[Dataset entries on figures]
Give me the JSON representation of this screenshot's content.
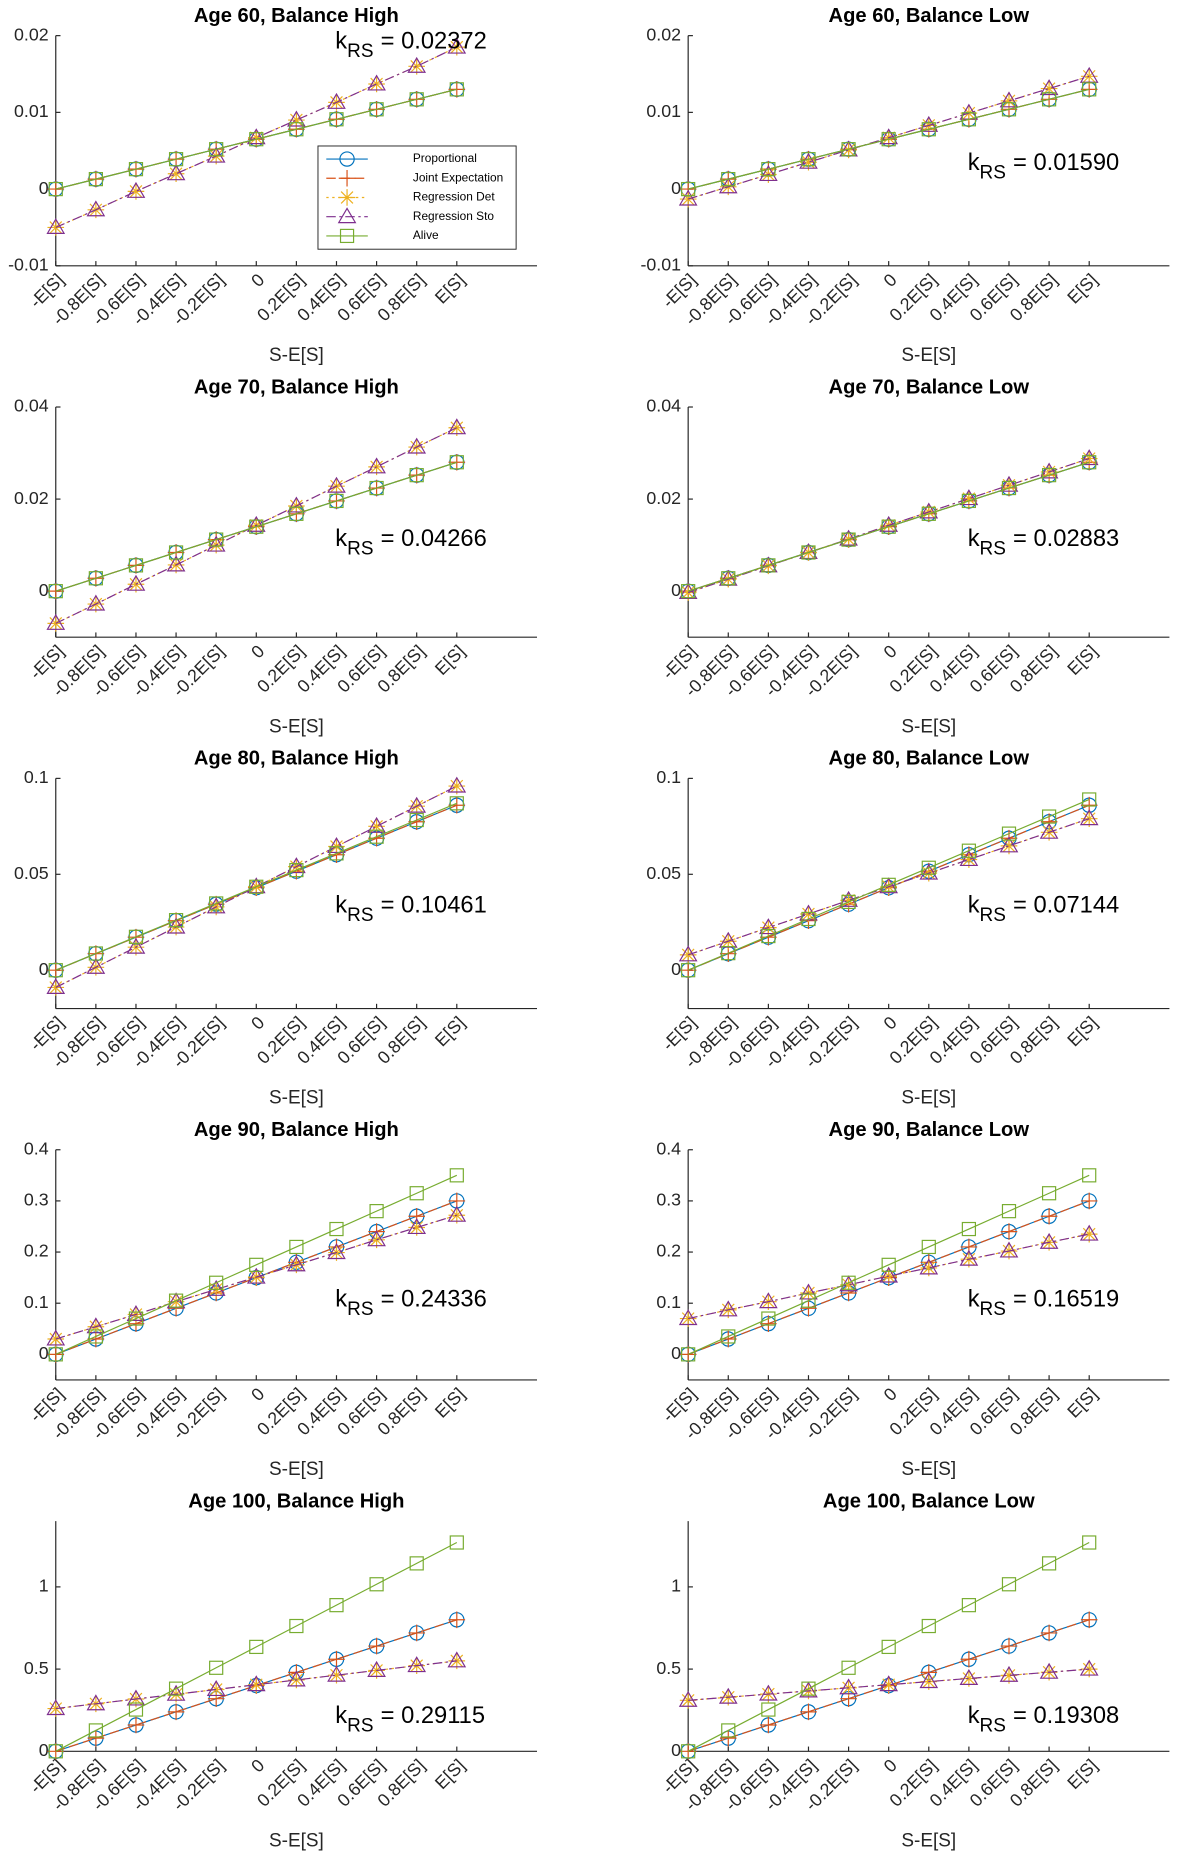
{
  "chart_data": [
    {
      "type": "line",
      "title": "Age 60, Balance High",
      "x_label": "S-E[S]",
      "categories": [
        "-E[S]",
        "-0.8E[S]",
        "-0.6E[S]",
        "-0.4E[S]",
        "-0.2E[S]",
        "0",
        "0.2E[S]",
        "0.4E[S]",
        "0.6E[S]",
        "0.8E[S]",
        "E[S]"
      ],
      "ylim": [
        -0.01,
        0.02
      ],
      "yticks": [
        -0.01,
        0,
        0.01,
        0.02
      ],
      "legend": "east",
      "annotation": {
        "symbol": "k",
        "subscript": "RS",
        "text": "= 0.02372"
      },
      "series": [
        {
          "name": "Proportional",
          "color": "#0072BD",
          "marker": "o",
          "line_style": "-",
          "values": [
            0,
            0.0013,
            0.0026,
            0.0039,
            0.0052,
            0.0065,
            0.0078,
            0.0091,
            0.0104,
            0.0117,
            0.013
          ]
        },
        {
          "name": "Joint Expectation",
          "color": "#D95319",
          "marker": "+",
          "line_style": "--",
          "values": [
            0,
            0.0013,
            0.0026,
            0.0039,
            0.0052,
            0.0065,
            0.0078,
            0.0091,
            0.0104,
            0.0117,
            0.013
          ]
        },
        {
          "name": "Regression Det",
          "color": "#EDB120",
          "marker": "*",
          "line_style": ":",
          "values": [
            -0.005,
            -0.0027,
            -0.0003,
            0.002,
            0.0043,
            0.0067,
            0.009,
            0.0113,
            0.0137,
            0.016,
            0.0185
          ]
        },
        {
          "name": "Regression Sto",
          "color": "#7E2F8E",
          "marker": "^",
          "line_style": "-.",
          "values": [
            -0.005,
            -0.0027,
            -0.0003,
            0.002,
            0.0043,
            0.0067,
            0.009,
            0.0113,
            0.0137,
            0.016,
            0.0185
          ]
        },
        {
          "name": "Alive",
          "color": "#77AC30",
          "marker": "s",
          "line_style": "-",
          "values": [
            0,
            0.0013,
            0.0026,
            0.0039,
            0.0052,
            0.0065,
            0.0078,
            0.0091,
            0.0104,
            0.0117,
            0.013
          ]
        }
      ]
    },
    {
      "type": "line",
      "title": "Age 60, Balance Low",
      "x_label": "S-E[S]",
      "categories": [
        "-E[S]",
        "-0.8E[S]",
        "-0.6E[S]",
        "-0.4E[S]",
        "-0.2E[S]",
        "0",
        "0.2E[S]",
        "0.4E[S]",
        "0.6E[S]",
        "0.8E[S]",
        "E[S]"
      ],
      "ylim": [
        -0.01,
        0.02
      ],
      "yticks": [
        -0.01,
        0,
        0.01,
        0.02
      ],
      "annotation": {
        "symbol": "k",
        "subscript": "RS",
        "text": "= 0.01590"
      },
      "series": [
        {
          "values": [
            0,
            0.0013,
            0.0026,
            0.0039,
            0.0052,
            0.0065,
            0.0078,
            0.0091,
            0.0104,
            0.0117,
            0.013
          ]
        },
        {
          "values": [
            0,
            0.0013,
            0.0026,
            0.0039,
            0.0052,
            0.0065,
            0.0078,
            0.0091,
            0.0104,
            0.0117,
            0.013
          ]
        },
        {
          "values": [
            -0.0013,
            0.0003,
            0.0019,
            0.0035,
            0.0051,
            0.0067,
            0.0083,
            0.0099,
            0.0115,
            0.0131,
            0.0147
          ]
        },
        {
          "values": [
            -0.0013,
            0.0003,
            0.0019,
            0.0035,
            0.0051,
            0.0067,
            0.0083,
            0.0099,
            0.0115,
            0.0131,
            0.0147
          ]
        },
        {
          "values": [
            0,
            0.0013,
            0.0026,
            0.0039,
            0.0052,
            0.0065,
            0.0078,
            0.0091,
            0.0104,
            0.0117,
            0.013
          ]
        }
      ]
    },
    {
      "type": "line",
      "title": "Age 70, Balance High",
      "x_label": "S-E[S]",
      "categories": [
        "-E[S]",
        "-0.8E[S]",
        "-0.6E[S]",
        "-0.4E[S]",
        "-0.2E[S]",
        "0",
        "0.2E[S]",
        "0.4E[S]",
        "0.6E[S]",
        "0.8E[S]",
        "E[S]"
      ],
      "ylim": [
        -0.01,
        0.04
      ],
      "yticks": [
        0,
        0.02,
        0.04
      ],
      "annotation": {
        "symbol": "k",
        "subscript": "RS",
        "text": "= 0.04266"
      },
      "series": [
        {
          "values": [
            0,
            0.0028,
            0.0056,
            0.0084,
            0.0112,
            0.014,
            0.0168,
            0.0196,
            0.0224,
            0.0252,
            0.028
          ]
        },
        {
          "values": [
            0,
            0.0028,
            0.0056,
            0.0084,
            0.0112,
            0.014,
            0.0168,
            0.0196,
            0.0224,
            0.0252,
            0.028
          ]
        },
        {
          "values": [
            -0.007,
            -0.0028,
            0.0015,
            0.0057,
            0.01,
            0.0143,
            0.0185,
            0.0228,
            0.027,
            0.0313,
            0.0355
          ]
        },
        {
          "values": [
            -0.007,
            -0.0028,
            0.0015,
            0.0057,
            0.01,
            0.0143,
            0.0185,
            0.0228,
            0.027,
            0.0313,
            0.0355
          ]
        },
        {
          "values": [
            0,
            0.0028,
            0.0056,
            0.0084,
            0.0112,
            0.014,
            0.0168,
            0.0196,
            0.0224,
            0.0252,
            0.028
          ]
        }
      ]
    },
    {
      "type": "line",
      "title": "Age 70, Balance Low",
      "x_label": "S-E[S]",
      "categories": [
        "-E[S]",
        "-0.8E[S]",
        "-0.6E[S]",
        "-0.4E[S]",
        "-0.2E[S]",
        "0",
        "0.2E[S]",
        "0.4E[S]",
        "0.6E[S]",
        "0.8E[S]",
        "E[S]"
      ],
      "ylim": [
        -0.01,
        0.04
      ],
      "yticks": [
        0,
        0.02,
        0.04
      ],
      "annotation": {
        "symbol": "k",
        "subscript": "RS",
        "text": "= 0.02883"
      },
      "series": [
        {
          "values": [
            0,
            0.0028,
            0.0056,
            0.0084,
            0.0112,
            0.014,
            0.0168,
            0.0196,
            0.0224,
            0.0252,
            0.028
          ]
        },
        {
          "values": [
            0,
            0.0028,
            0.0056,
            0.0084,
            0.0112,
            0.014,
            0.0168,
            0.0196,
            0.0224,
            0.0252,
            0.028
          ]
        },
        {
          "values": [
            -0.0003,
            0.0026,
            0.0055,
            0.0084,
            0.0113,
            0.0143,
            0.0172,
            0.0201,
            0.023,
            0.0259,
            0.0288
          ]
        },
        {
          "values": [
            -0.0003,
            0.0026,
            0.0055,
            0.0084,
            0.0113,
            0.0143,
            0.0172,
            0.0201,
            0.023,
            0.0259,
            0.0288
          ]
        },
        {
          "values": [
            0,
            0.0028,
            0.0056,
            0.0084,
            0.0112,
            0.014,
            0.0168,
            0.0196,
            0.0224,
            0.0252,
            0.028
          ]
        }
      ]
    },
    {
      "type": "line",
      "title": "Age 80, Balance High",
      "x_label": "S-E[S]",
      "categories": [
        "-E[S]",
        "-0.8E[S]",
        "-0.6E[S]",
        "-0.4E[S]",
        "-0.2E[S]",
        "0",
        "0.2E[S]",
        "0.4E[S]",
        "0.6E[S]",
        "0.8E[S]",
        "E[S]"
      ],
      "ylim": [
        -0.02,
        0.1
      ],
      "yticks": [
        0,
        0.05,
        0.1
      ],
      "annotation": {
        "symbol": "k",
        "subscript": "RS",
        "text": "= 0.10461"
      },
      "series": [
        {
          "values": [
            0,
            0.0086,
            0.0172,
            0.0258,
            0.0344,
            0.043,
            0.0516,
            0.0602,
            0.0688,
            0.0774,
            0.086
          ]
        },
        {
          "values": [
            0,
            0.0086,
            0.0172,
            0.0258,
            0.0344,
            0.043,
            0.0516,
            0.0602,
            0.0688,
            0.0774,
            0.086
          ]
        },
        {
          "values": [
            -0.009,
            0.0015,
            0.012,
            0.0225,
            0.033,
            0.0435,
            0.054,
            0.0645,
            0.075,
            0.0855,
            0.096
          ]
        },
        {
          "values": [
            -0.009,
            0.0015,
            0.012,
            0.0225,
            0.033,
            0.0435,
            0.054,
            0.0645,
            0.075,
            0.0855,
            0.096
          ]
        },
        {
          "values": [
            0,
            0.0087,
            0.0174,
            0.0261,
            0.0348,
            0.0435,
            0.0522,
            0.0609,
            0.0696,
            0.0783,
            0.087
          ]
        }
      ]
    },
    {
      "type": "line",
      "title": "Age 80, Balance Low",
      "x_label": "S-E[S]",
      "categories": [
        "-E[S]",
        "-0.8E[S]",
        "-0.6E[S]",
        "-0.4E[S]",
        "-0.2E[S]",
        "0",
        "0.2E[S]",
        "0.4E[S]",
        "0.6E[S]",
        "0.8E[S]",
        "E[S]"
      ],
      "ylim": [
        -0.02,
        0.1
      ],
      "yticks": [
        0,
        0.05,
        0.1
      ],
      "annotation": {
        "symbol": "k",
        "subscript": "RS",
        "text": "= 0.07144"
      },
      "series": [
        {
          "values": [
            0,
            0.0086,
            0.0172,
            0.0258,
            0.0344,
            0.043,
            0.0516,
            0.0602,
            0.0688,
            0.0774,
            0.086
          ]
        },
        {
          "values": [
            0,
            0.0086,
            0.0172,
            0.0258,
            0.0344,
            0.043,
            0.0516,
            0.0602,
            0.0688,
            0.0774,
            0.086
          ]
        },
        {
          "values": [
            0.008,
            0.0151,
            0.0222,
            0.0293,
            0.0364,
            0.0435,
            0.0506,
            0.0577,
            0.0648,
            0.0719,
            0.079
          ]
        },
        {
          "values": [
            0.008,
            0.0151,
            0.0222,
            0.0293,
            0.0364,
            0.0435,
            0.0506,
            0.0577,
            0.0648,
            0.0719,
            0.079
          ]
        },
        {
          "values": [
            0,
            0.0089,
            0.0178,
            0.0267,
            0.0356,
            0.0445,
            0.0534,
            0.0623,
            0.0712,
            0.0801,
            0.089
          ]
        }
      ]
    },
    {
      "type": "line",
      "title": "Age 90, Balance High",
      "x_label": "S-E[S]",
      "categories": [
        "-E[S]",
        "-0.8E[S]",
        "-0.6E[S]",
        "-0.4E[S]",
        "-0.2E[S]",
        "0",
        "0.2E[S]",
        "0.4E[S]",
        "0.6E[S]",
        "0.8E[S]",
        "E[S]"
      ],
      "ylim": [
        -0.05,
        0.4
      ],
      "yticks": [
        0,
        0.1,
        0.2,
        0.3,
        0.4
      ],
      "annotation": {
        "symbol": "k",
        "subscript": "RS",
        "text": "= 0.24336"
      },
      "series": [
        {
          "values": [
            0,
            0.03,
            0.06,
            0.09,
            0.12,
            0.15,
            0.18,
            0.21,
            0.24,
            0.27,
            0.3
          ]
        },
        {
          "values": [
            0,
            0.03,
            0.06,
            0.09,
            0.12,
            0.15,
            0.18,
            0.21,
            0.24,
            0.27,
            0.3
          ]
        },
        {
          "values": [
            0.03,
            0.054,
            0.078,
            0.103,
            0.127,
            0.151,
            0.175,
            0.199,
            0.224,
            0.248,
            0.272
          ]
        },
        {
          "values": [
            0.03,
            0.054,
            0.078,
            0.103,
            0.127,
            0.151,
            0.175,
            0.199,
            0.224,
            0.248,
            0.272
          ]
        },
        {
          "values": [
            0,
            0.035,
            0.07,
            0.105,
            0.14,
            0.175,
            0.21,
            0.245,
            0.28,
            0.315,
            0.35
          ]
        }
      ]
    },
    {
      "type": "line",
      "title": "Age 90, Balance Low",
      "x_label": "S-E[S]",
      "categories": [
        "-E[S]",
        "-0.8E[S]",
        "-0.6E[S]",
        "-0.4E[S]",
        "-0.2E[S]",
        "0",
        "0.2E[S]",
        "0.4E[S]",
        "0.6E[S]",
        "0.8E[S]",
        "E[S]"
      ],
      "ylim": [
        -0.05,
        0.4
      ],
      "yticks": [
        0,
        0.1,
        0.2,
        0.3,
        0.4
      ],
      "annotation": {
        "symbol": "k",
        "subscript": "RS",
        "text": "= 0.16519"
      },
      "series": [
        {
          "values": [
            0,
            0.03,
            0.06,
            0.09,
            0.12,
            0.15,
            0.18,
            0.21,
            0.24,
            0.27,
            0.3
          ]
        },
        {
          "values": [
            0,
            0.03,
            0.06,
            0.09,
            0.12,
            0.15,
            0.18,
            0.21,
            0.24,
            0.27,
            0.3
          ]
        },
        {
          "values": [
            0.07,
            0.087,
            0.103,
            0.12,
            0.136,
            0.153,
            0.169,
            0.186,
            0.202,
            0.219,
            0.235
          ]
        },
        {
          "values": [
            0.07,
            0.087,
            0.103,
            0.12,
            0.136,
            0.153,
            0.169,
            0.186,
            0.202,
            0.219,
            0.235
          ]
        },
        {
          "values": [
            0,
            0.035,
            0.07,
            0.105,
            0.14,
            0.175,
            0.21,
            0.245,
            0.28,
            0.315,
            0.35
          ]
        }
      ]
    },
    {
      "type": "line",
      "title": "Age 100, Balance High",
      "x_label": "S-E[S]",
      "categories": [
        "-E[S]",
        "-0.8E[S]",
        "-0.6E[S]",
        "-0.4E[S]",
        "-0.2E[S]",
        "0",
        "0.2E[S]",
        "0.4E[S]",
        "0.6E[S]",
        "0.8E[S]",
        "E[S]"
      ],
      "ylim": [
        0,
        1.4
      ],
      "yticks": [
        0,
        0.5,
        1
      ],
      "annotation": {
        "symbol": "k",
        "subscript": "RS",
        "text": "= 0.29115"
      },
      "series": [
        {
          "values": [
            0,
            0.08,
            0.16,
            0.24,
            0.32,
            0.4,
            0.48,
            0.56,
            0.64,
            0.72,
            0.8
          ]
        },
        {
          "values": [
            0,
            0.08,
            0.16,
            0.24,
            0.32,
            0.4,
            0.48,
            0.56,
            0.64,
            0.72,
            0.8
          ]
        },
        {
          "values": [
            0.26,
            0.289,
            0.318,
            0.347,
            0.376,
            0.405,
            0.434,
            0.463,
            0.492,
            0.521,
            0.55
          ]
        },
        {
          "values": [
            0.26,
            0.289,
            0.318,
            0.347,
            0.376,
            0.405,
            0.434,
            0.463,
            0.492,
            0.521,
            0.55
          ]
        },
        {
          "values": [
            0,
            0.127,
            0.254,
            0.381,
            0.508,
            0.635,
            0.762,
            0.889,
            1.016,
            1.143,
            1.27
          ]
        }
      ]
    },
    {
      "type": "line",
      "title": "Age 100, Balance Low",
      "x_label": "S-E[S]",
      "categories": [
        "-E[S]",
        "-0.8E[S]",
        "-0.6E[S]",
        "-0.4E[S]",
        "-0.2E[S]",
        "0",
        "0.2E[S]",
        "0.4E[S]",
        "0.6E[S]",
        "0.8E[S]",
        "E[S]"
      ],
      "ylim": [
        0,
        1.4
      ],
      "yticks": [
        0,
        0.5,
        1
      ],
      "annotation": {
        "symbol": "k",
        "subscript": "RS",
        "text": "= 0.19308"
      },
      "series": [
        {
          "values": [
            0,
            0.08,
            0.16,
            0.24,
            0.32,
            0.4,
            0.48,
            0.56,
            0.64,
            0.72,
            0.8
          ]
        },
        {
          "values": [
            0,
            0.08,
            0.16,
            0.24,
            0.32,
            0.4,
            0.48,
            0.56,
            0.64,
            0.72,
            0.8
          ]
        },
        {
          "values": [
            0.31,
            0.329,
            0.348,
            0.367,
            0.386,
            0.405,
            0.424,
            0.443,
            0.462,
            0.481,
            0.5
          ]
        },
        {
          "values": [
            0.31,
            0.329,
            0.348,
            0.367,
            0.386,
            0.405,
            0.424,
            0.443,
            0.462,
            0.481,
            0.5
          ]
        },
        {
          "values": [
            0,
            0.127,
            0.254,
            0.381,
            0.508,
            0.635,
            0.762,
            0.889,
            1.016,
            1.143,
            1.27
          ]
        }
      ]
    }
  ]
}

• _Set task_
Check each line of the data above for the word "High" and say how many lines contain it, giving nothing besides the number.

• _Answer to this task_
5